* AIM
Change every "bullet-dash-icon" to "dash-marker" in the stretch of data from the start through the line containing "online-help-badge[interactable]: Онлайн помощь", and give back only those lines with everything else unchanged.

[Stored data entries]
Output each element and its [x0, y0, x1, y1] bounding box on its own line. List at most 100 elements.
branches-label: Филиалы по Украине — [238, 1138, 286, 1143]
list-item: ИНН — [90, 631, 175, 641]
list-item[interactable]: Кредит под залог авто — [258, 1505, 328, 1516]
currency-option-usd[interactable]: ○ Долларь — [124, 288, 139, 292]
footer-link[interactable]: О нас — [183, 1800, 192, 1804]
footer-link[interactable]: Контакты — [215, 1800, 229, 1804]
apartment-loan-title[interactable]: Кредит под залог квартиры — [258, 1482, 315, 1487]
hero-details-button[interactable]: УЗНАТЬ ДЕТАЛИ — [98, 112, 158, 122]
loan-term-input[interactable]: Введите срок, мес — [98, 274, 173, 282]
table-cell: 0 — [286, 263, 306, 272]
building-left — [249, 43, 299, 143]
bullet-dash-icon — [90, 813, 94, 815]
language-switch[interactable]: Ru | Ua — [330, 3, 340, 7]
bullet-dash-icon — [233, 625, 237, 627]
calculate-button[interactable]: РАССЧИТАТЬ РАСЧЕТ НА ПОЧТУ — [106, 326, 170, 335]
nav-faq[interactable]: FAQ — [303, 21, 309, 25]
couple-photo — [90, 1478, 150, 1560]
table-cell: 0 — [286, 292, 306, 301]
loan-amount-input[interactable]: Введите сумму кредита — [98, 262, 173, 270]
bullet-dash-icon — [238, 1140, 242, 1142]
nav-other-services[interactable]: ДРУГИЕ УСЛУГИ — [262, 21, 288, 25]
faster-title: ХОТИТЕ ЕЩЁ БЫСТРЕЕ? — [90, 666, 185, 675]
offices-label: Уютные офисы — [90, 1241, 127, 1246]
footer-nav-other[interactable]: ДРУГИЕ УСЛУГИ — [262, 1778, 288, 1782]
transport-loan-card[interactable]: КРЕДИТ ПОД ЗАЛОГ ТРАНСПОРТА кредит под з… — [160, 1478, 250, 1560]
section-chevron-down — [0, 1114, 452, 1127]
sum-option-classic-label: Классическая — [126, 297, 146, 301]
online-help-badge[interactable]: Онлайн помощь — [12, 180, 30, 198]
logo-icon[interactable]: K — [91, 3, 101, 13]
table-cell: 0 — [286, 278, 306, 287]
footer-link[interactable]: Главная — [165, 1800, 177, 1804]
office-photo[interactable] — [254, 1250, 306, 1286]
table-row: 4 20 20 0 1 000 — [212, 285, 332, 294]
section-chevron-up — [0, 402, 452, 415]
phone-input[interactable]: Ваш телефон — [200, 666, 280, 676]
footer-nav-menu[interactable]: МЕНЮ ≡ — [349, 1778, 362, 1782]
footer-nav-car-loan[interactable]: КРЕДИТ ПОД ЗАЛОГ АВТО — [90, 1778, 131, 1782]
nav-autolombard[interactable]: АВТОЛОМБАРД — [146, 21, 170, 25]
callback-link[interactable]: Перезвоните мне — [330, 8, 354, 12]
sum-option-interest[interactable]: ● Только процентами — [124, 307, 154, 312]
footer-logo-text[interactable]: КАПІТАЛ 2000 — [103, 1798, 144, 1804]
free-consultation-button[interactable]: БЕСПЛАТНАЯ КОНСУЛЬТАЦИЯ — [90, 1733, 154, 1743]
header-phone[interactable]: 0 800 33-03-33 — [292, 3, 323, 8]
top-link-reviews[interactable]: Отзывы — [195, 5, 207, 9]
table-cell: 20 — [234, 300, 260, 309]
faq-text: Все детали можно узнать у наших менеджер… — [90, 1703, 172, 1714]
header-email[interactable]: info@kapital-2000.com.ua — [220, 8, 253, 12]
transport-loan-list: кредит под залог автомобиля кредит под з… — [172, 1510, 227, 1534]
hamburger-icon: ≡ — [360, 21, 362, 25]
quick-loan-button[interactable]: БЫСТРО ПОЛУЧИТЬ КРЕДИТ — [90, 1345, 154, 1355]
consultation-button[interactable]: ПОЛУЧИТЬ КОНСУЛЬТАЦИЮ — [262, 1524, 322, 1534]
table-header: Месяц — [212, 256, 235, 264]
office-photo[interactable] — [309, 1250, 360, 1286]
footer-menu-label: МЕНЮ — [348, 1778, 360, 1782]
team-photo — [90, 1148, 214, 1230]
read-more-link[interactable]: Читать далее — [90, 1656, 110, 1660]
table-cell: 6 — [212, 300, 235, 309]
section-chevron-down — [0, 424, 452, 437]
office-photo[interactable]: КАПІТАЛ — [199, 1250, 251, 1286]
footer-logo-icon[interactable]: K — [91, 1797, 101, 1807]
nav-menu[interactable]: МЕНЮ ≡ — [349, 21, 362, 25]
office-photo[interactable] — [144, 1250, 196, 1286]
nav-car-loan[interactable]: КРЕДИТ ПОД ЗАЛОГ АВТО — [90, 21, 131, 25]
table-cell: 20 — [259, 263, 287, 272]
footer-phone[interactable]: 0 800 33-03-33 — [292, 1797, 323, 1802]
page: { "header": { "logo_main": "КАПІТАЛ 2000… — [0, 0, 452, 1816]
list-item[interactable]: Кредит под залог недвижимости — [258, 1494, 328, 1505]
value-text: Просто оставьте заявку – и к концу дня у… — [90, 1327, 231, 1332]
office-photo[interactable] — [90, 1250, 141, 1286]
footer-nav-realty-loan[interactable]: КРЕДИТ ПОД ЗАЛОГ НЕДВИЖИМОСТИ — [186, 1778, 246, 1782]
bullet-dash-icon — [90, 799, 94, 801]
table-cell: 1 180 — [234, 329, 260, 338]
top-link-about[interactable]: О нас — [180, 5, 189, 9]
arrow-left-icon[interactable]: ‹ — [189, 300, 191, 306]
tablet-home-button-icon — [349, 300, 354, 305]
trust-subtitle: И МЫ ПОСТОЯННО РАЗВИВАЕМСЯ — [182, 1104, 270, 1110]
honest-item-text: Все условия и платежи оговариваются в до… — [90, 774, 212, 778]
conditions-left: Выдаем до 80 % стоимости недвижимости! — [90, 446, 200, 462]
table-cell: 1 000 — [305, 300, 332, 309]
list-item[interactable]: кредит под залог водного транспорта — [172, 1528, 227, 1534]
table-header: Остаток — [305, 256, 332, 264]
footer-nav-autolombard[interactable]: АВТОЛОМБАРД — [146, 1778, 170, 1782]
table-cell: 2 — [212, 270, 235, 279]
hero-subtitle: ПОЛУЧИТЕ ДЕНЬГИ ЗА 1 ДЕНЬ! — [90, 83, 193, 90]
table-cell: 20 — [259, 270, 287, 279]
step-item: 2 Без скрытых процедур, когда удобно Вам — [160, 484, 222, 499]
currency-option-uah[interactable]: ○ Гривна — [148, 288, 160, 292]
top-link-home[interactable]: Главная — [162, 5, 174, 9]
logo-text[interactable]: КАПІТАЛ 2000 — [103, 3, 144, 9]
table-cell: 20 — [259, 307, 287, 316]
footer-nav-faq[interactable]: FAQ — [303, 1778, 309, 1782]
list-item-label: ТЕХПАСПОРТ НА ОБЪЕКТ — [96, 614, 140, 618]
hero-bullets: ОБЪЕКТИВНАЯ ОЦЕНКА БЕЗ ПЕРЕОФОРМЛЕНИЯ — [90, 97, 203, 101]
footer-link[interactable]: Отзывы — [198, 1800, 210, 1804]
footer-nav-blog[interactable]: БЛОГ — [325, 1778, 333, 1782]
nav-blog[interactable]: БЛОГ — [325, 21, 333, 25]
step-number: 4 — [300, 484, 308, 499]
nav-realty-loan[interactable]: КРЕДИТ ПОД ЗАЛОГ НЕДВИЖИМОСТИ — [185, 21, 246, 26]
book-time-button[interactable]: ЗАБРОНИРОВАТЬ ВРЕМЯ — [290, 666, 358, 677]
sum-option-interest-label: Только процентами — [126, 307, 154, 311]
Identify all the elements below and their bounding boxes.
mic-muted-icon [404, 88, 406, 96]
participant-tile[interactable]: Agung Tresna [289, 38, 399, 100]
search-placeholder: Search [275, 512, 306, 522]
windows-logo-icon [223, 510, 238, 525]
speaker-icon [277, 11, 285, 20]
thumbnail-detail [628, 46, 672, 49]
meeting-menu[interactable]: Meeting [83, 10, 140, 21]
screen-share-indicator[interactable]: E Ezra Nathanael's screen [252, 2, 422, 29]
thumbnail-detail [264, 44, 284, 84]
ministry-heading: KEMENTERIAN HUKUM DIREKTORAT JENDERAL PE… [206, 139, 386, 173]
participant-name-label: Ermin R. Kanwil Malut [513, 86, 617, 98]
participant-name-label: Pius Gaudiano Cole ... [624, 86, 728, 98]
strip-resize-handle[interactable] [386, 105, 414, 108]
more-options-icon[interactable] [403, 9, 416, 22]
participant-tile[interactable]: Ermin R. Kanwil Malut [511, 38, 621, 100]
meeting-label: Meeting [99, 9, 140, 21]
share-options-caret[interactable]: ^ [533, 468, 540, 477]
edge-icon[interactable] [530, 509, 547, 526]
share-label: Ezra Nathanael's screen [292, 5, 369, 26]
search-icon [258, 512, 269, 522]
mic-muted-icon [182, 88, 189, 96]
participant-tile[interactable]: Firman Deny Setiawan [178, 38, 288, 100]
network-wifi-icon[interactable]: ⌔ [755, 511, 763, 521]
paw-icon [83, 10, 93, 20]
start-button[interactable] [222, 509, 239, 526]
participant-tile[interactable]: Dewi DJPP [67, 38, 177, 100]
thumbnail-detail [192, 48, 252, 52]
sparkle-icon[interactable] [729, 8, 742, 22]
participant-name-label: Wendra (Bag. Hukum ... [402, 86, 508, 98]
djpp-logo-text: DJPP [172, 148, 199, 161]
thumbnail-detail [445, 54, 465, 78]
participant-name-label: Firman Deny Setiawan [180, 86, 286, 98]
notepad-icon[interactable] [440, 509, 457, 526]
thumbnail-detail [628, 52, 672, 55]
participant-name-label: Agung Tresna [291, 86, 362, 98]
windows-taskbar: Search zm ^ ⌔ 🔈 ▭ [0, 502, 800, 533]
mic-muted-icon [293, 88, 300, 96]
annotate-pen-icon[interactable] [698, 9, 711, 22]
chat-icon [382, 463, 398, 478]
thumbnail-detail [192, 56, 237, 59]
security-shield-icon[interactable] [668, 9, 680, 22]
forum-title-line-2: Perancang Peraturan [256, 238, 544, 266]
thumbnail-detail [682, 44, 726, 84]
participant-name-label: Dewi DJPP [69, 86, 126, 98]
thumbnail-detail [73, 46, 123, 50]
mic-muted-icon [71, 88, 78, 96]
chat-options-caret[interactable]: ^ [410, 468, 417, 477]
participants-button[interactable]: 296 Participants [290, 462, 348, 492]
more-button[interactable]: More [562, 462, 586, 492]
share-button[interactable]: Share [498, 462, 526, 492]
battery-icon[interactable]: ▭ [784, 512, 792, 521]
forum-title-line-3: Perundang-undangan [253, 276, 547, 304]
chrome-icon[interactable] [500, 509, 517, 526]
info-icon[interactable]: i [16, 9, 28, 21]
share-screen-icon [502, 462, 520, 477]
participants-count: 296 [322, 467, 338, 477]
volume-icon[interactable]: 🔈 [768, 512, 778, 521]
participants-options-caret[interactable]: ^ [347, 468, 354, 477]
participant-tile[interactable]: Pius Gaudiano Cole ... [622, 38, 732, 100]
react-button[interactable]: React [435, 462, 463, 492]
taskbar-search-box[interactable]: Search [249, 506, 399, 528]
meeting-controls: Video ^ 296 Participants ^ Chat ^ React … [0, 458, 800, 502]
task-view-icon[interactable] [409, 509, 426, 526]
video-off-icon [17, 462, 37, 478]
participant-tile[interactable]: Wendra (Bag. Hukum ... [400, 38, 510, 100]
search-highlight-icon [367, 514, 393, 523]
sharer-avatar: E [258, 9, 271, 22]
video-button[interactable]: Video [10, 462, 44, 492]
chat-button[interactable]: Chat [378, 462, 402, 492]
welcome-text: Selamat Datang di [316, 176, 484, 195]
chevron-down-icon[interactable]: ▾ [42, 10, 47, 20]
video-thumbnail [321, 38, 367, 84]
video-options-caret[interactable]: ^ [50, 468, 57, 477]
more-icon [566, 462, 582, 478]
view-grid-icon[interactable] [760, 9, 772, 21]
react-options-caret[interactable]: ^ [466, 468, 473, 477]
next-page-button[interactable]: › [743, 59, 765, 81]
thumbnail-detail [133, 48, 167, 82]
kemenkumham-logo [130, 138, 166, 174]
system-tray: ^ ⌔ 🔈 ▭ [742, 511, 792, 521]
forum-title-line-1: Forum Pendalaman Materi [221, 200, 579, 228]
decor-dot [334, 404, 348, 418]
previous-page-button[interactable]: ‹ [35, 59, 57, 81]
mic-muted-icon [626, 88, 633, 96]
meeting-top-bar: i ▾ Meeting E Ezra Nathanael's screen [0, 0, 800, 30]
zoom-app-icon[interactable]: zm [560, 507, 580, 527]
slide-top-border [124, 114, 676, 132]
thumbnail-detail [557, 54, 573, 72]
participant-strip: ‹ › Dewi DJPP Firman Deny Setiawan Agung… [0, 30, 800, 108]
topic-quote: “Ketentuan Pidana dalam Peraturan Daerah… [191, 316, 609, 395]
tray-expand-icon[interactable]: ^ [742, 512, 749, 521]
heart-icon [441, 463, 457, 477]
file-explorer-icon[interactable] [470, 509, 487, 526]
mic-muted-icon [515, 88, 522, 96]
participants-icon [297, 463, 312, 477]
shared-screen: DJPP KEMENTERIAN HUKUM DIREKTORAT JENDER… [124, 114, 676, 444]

* RIGHT ANSWER
Output each element and its [x0, y0, x1, y1] bounding box on its own line. List at most 100 elements.
branches-label: Филиалы по Украине — [238, 1138, 286, 1143]
list-item: ИНН — [90, 631, 175, 641]
list-item[interactable]: Кредит под залог авто — [258, 1505, 328, 1516]
currency-option-usd[interactable]: ○ Долларь — [124, 288, 139, 292]
footer-link[interactable]: О нас — [183, 1800, 192, 1804]
footer-link[interactable]: Контакты — [215, 1800, 229, 1804]
apartment-loan-title[interactable]: Кредит под залог квартиры — [258, 1482, 315, 1487]
hero-details-button[interactable]: УЗНАТЬ ДЕТАЛИ — [98, 112, 158, 122]
loan-term-input[interactable]: Введите срок, мес — [98, 274, 173, 282]
table-cell: 0 — [286, 263, 306, 272]
building-left — [249, 43, 299, 143]
dash-marker — [90, 813, 94, 815]
language-switch[interactable]: Ru | Ua — [330, 3, 340, 7]
dash-marker — [233, 625, 237, 627]
calculate-button[interactable]: РАССЧИТАТЬ РАСЧЕТ НА ПОЧТУ — [106, 326, 170, 335]
nav-faq[interactable]: FAQ — [303, 21, 309, 25]
couple-photo — [90, 1478, 150, 1560]
table-cell: 0 — [286, 292, 306, 301]
loan-amount-input[interactable]: Введите сумму кредита — [98, 262, 173, 270]
dash-marker — [238, 1140, 242, 1142]
nav-other-services[interactable]: ДРУГИЕ УСЛУГИ — [262, 21, 288, 25]
faster-title: ХОТИТЕ ЕЩЁ БЫСТРЕЕ? — [90, 666, 185, 675]
offices-label: Уютные офисы — [90, 1241, 127, 1246]
footer-nav-other[interactable]: ДРУГИЕ УСЛУГИ — [262, 1778, 288, 1782]
transport-loan-card[interactable]: КРЕДИТ ПОД ЗАЛОГ ТРАНСПОРТА кредит под з… — [160, 1478, 250, 1560]
section-chevron-down — [0, 1114, 452, 1127]
sum-option-classic-label: Классическая — [126, 297, 146, 301]
online-help-badge[interactable]: Онлайн помощь — [12, 180, 30, 198]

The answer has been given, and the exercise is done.